Examine the records and identify each line that includes the string "this". Copy those lines.

● **Dataset items**:
** begin **

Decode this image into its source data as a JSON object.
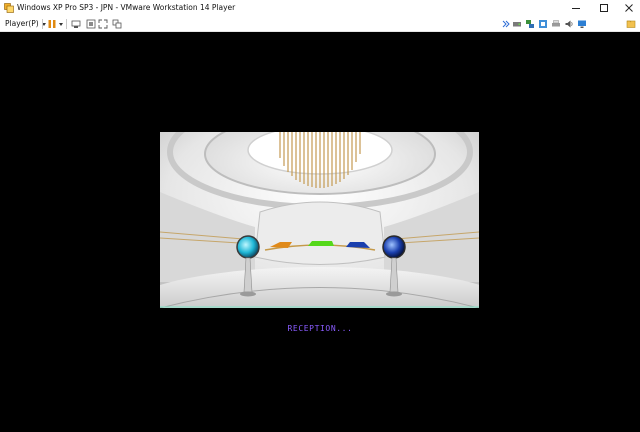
{
  "window": {
    "title": "Windows XP Pro SP3 - JPN - VMware Workstation 14 Player",
    "icon": "vmware-player-icon",
    "controls": [
      "minimize-icon",
      "maximize-icon",
      "close-icon"
    ]
  },
  "toolbar": {
    "player_menu_label": "Player(P)",
    "left_icons": [
      "pause-icon",
      "send-ctrl-alt-del-icon",
      "removable-devices-icon",
      "fullscreen-icon",
      "unity-icon"
    ],
    "right_icons": [
      "expand-arrow-icon",
      "hard-disk-icon",
      "network-icon",
      "usb-icon",
      "printer-icon",
      "sound-icon",
      "display-icon",
      "message-log-icon"
    ]
  },
  "guest": {
    "status_text": "RECEPTION..."
  },
  "colors": {
    "status_text": "#8a5cff",
    "guest_background": "#000000",
    "chrome_background": "#ffffff"
  }
}
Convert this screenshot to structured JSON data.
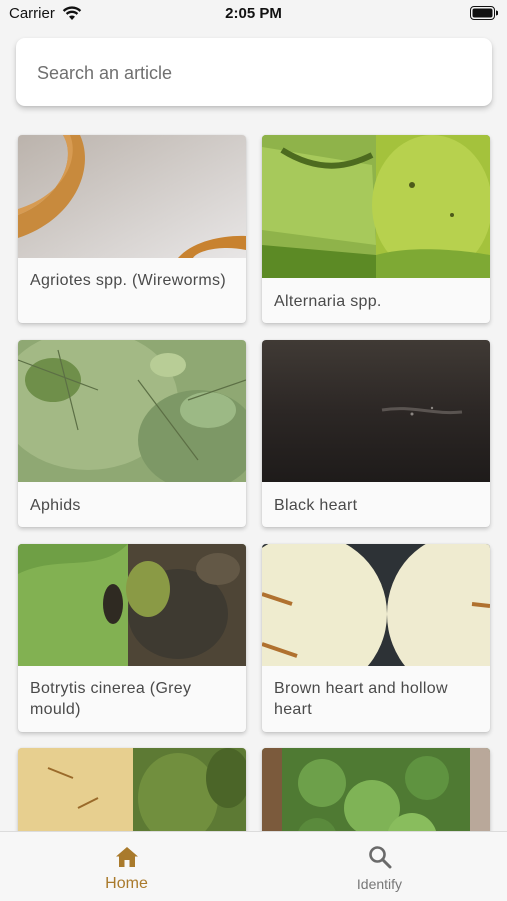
{
  "status_bar": {
    "carrier": "Carrier",
    "time": "2:05 PM"
  },
  "search": {
    "placeholder": "Search an article"
  },
  "articles": [
    {
      "title": "Agriotes spp. (Wireworms)"
    },
    {
      "title": "Alternaria spp."
    },
    {
      "title": "Aphids"
    },
    {
      "title": "Black heart"
    },
    {
      "title": "Botrytis cinerea (Grey mould)"
    },
    {
      "title": "Brown heart and hollow heart"
    }
  ],
  "tab_bar": {
    "tabs": [
      {
        "label": "Home",
        "icon": "home-icon",
        "active": true
      },
      {
        "label": "Identify",
        "icon": "search-icon",
        "active": false
      }
    ]
  },
  "colors": {
    "accent": "#a97a2c"
  }
}
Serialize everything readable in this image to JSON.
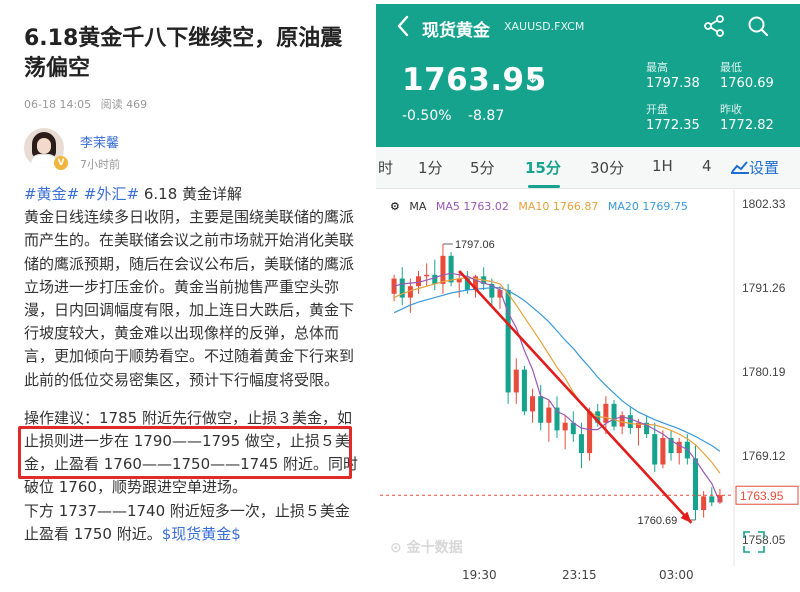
{
  "article": {
    "title": "6.18黄金千八下继续空，原油震荡偏空",
    "date": "06-18 14:05",
    "reads": "阅读 469",
    "author": "李茉馨",
    "author_time": "7小时前",
    "tag1": "#黄金#",
    "tag2": "#外汇#",
    "heading": "6.18 黄金详解",
    "para1": "黄金日线连续多日收阴，主要是围绕美联储的鹰派而产生的。在美联储会议之前市场就开始消化美联储的鹰派预期，随后在会议公布后，美联储的鹰派立场进一步打压金价。黄金当前抛售严重空头弥漫，日内回调幅度有限，加上连日大跌后，黄金下行坡度较大，黄金难以出现像样的反弹，总体而言，更加倾向于顺势看空。不过随着黄金下行来到此前的低位交易密集区，预计下行幅度将受限。",
    "para2": "操作建议：1785 附近先行做空，止损３美金，如止损则进一步在 1790——1795 做空，止损５美金，止盈看 1760——1750——1745 附近。同时破位 1760，顺势跟进空单进场。",
    "para3_a": "下方 1737——1740 附近短多一次，止损５美金止盈看 1750 附近。",
    "para3_tag": "$现货黄金$"
  },
  "app": {
    "back_icon": "chevron-left-icon",
    "title": "现货黄金",
    "symbol": "XAUUSD.FXCM",
    "price": "1763.95",
    "change_pct": "-0.50%",
    "change_abs": "-8.87",
    "stats": {
      "high_label": "最高",
      "high": "1797.38",
      "low_label": "最低",
      "low": "1760.69",
      "open_label": "开盘",
      "open": "1772.35",
      "prev_label": "昨收",
      "prev": "1772.82"
    },
    "tabs": [
      "时",
      "1分",
      "5分",
      "15分",
      "30分",
      "1H",
      "4"
    ],
    "active_tab": "15分",
    "settings_label": "设置",
    "ma": {
      "label": "MA",
      "ma5": "MA5 1763.02",
      "ma10": "MA10 1766.87",
      "ma20": "MA20 1769.75"
    },
    "colors": {
      "header": "#15a38e",
      "up": "#e74c3c",
      "down": "#15a38e",
      "ma5": "#9b59b6",
      "ma10": "#e6a23c",
      "ma20": "#3a9ad9",
      "annotation": "#e31b1b"
    }
  },
  "chart_data": {
    "type": "candlestick",
    "y_ticks": [
      "1802.33",
      "1791.26",
      "1780.19",
      "1769.12",
      "1758.05"
    ],
    "ylim": [
      1758.05,
      1802.33
    ],
    "x_ticks": [
      "19:30",
      "23:15",
      "03:00"
    ],
    "current_price_label": "1763.95",
    "high_annotation": "1797.06",
    "low_annotation": "1760.69",
    "watermark": "金十数据",
    "candles": [
      [
        1790.5,
        1793.0,
        1789.5,
        1792.5
      ],
      [
        1792.5,
        1794.0,
        1789.0,
        1790.0
      ],
      [
        1790.0,
        1792.5,
        1788.0,
        1791.5
      ],
      [
        1791.5,
        1793.5,
        1790.5,
        1792.8
      ],
      [
        1792.8,
        1794.5,
        1791.5,
        1793.0
      ],
      [
        1793.0,
        1795.0,
        1791.0,
        1791.8
      ],
      [
        1791.8,
        1797.06,
        1790.5,
        1795.5
      ],
      [
        1795.5,
        1796.0,
        1791.5,
        1792.0
      ],
      [
        1792.0,
        1793.5,
        1790.0,
        1792.5
      ],
      [
        1792.5,
        1793.5,
        1790.5,
        1791.0
      ],
      [
        1791.0,
        1793.0,
        1790.0,
        1792.8
      ],
      [
        1792.8,
        1794.0,
        1791.0,
        1791.8
      ],
      [
        1791.8,
        1792.5,
        1789.0,
        1790.0
      ],
      [
        1790.0,
        1791.5,
        1788.5,
        1791.0
      ],
      [
        1791.0,
        1791.8,
        1776.0,
        1777.5
      ],
      [
        1777.5,
        1782.0,
        1776.0,
        1780.5
      ],
      [
        1780.5,
        1781.0,
        1774.5,
        1775.0
      ],
      [
        1775.0,
        1778.0,
        1773.5,
        1777.0
      ],
      [
        1777.0,
        1778.5,
        1772.5,
        1773.5
      ],
      [
        1773.5,
        1776.5,
        1771.0,
        1775.5
      ],
      [
        1775.5,
        1777.0,
        1771.5,
        1772.5
      ],
      [
        1772.5,
        1774.5,
        1770.0,
        1773.5
      ],
      [
        1773.5,
        1775.0,
        1771.0,
        1772.0
      ],
      [
        1772.0,
        1773.5,
        1767.5,
        1769.5
      ],
      [
        1769.5,
        1775.5,
        1768.5,
        1775.0
      ],
      [
        1775.0,
        1776.0,
        1773.0,
        1773.5
      ],
      [
        1773.5,
        1777.0,
        1772.0,
        1776.0
      ],
      [
        1776.0,
        1776.5,
        1772.5,
        1773.0
      ],
      [
        1773.0,
        1775.0,
        1772.0,
        1774.5
      ],
      [
        1774.5,
        1775.5,
        1772.0,
        1772.8
      ],
      [
        1772.8,
        1774.0,
        1770.5,
        1773.5
      ],
      [
        1773.5,
        1774.5,
        1771.5,
        1772.0
      ],
      [
        1772.0,
        1773.5,
        1767.0,
        1768.0
      ],
      [
        1768.0,
        1772.5,
        1767.5,
        1771.5
      ],
      [
        1771.5,
        1772.5,
        1768.5,
        1769.5
      ],
      [
        1769.5,
        1771.5,
        1768.0,
        1771.0
      ],
      [
        1771.0,
        1772.0,
        1768.0,
        1768.8
      ],
      [
        1768.8,
        1770.5,
        1760.69,
        1762.0
      ],
      [
        1762.0,
        1764.5,
        1761.0,
        1763.8
      ],
      [
        1763.8,
        1765.0,
        1762.5,
        1763.0
      ],
      [
        1763.0,
        1764.8,
        1762.8,
        1763.95
      ]
    ],
    "ma5": [
      1791.5,
      1791.8,
      1791.9,
      1792.0,
      1792.3,
      1792.6,
      1793.0,
      1793.2,
      1793.0,
      1792.8,
      1792.3,
      1791.9,
      1791.6,
      1791.0,
      1788.0,
      1786.0,
      1783.0,
      1780.5,
      1777.0,
      1776.5,
      1775.0,
      1774.5,
      1773.5,
      1772.8,
      1772.6,
      1772.6,
      1773.4,
      1774.0,
      1774.3,
      1774.0,
      1773.6,
      1773.2,
      1772.6,
      1772.0,
      1771.2,
      1770.5,
      1770.0,
      1768.6,
      1767.0,
      1765.5,
      1763.02
    ],
    "ma10": [
      1790.0,
      1790.5,
      1790.9,
      1791.2,
      1791.5,
      1791.8,
      1792.1,
      1792.3,
      1792.5,
      1792.6,
      1792.5,
      1792.3,
      1792.1,
      1791.8,
      1790.5,
      1789.0,
      1787.4,
      1785.8,
      1784.2,
      1782.5,
      1780.8,
      1779.4,
      1777.5,
      1776.0,
      1775.0,
      1774.3,
      1774.2,
      1773.9,
      1773.6,
      1773.4,
      1773.3,
      1773.3,
      1773.2,
      1772.9,
      1772.5,
      1772.0,
      1771.4,
      1770.6,
      1769.5,
      1768.3,
      1766.87
    ],
    "ma20": [
      1788.0,
      1788.5,
      1789.0,
      1789.4,
      1789.7,
      1790.0,
      1790.3,
      1790.6,
      1790.8,
      1791.0,
      1791.1,
      1791.2,
      1791.3,
      1791.3,
      1790.9,
      1790.3,
      1789.6,
      1788.7,
      1787.8,
      1786.8,
      1785.6,
      1784.4,
      1783.3,
      1782.0,
      1780.8,
      1779.5,
      1778.4,
      1777.4,
      1776.4,
      1775.6,
      1774.9,
      1774.4,
      1773.9,
      1773.5,
      1773.1,
      1772.7,
      1772.2,
      1771.7,
      1771.1,
      1770.5,
      1769.75
    ]
  }
}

** end **

● **The answer**:
Decode this image into its source data as a JSON object.
Convert this screenshot to structured JSON data.
Serialize everything readable in this image to JSON.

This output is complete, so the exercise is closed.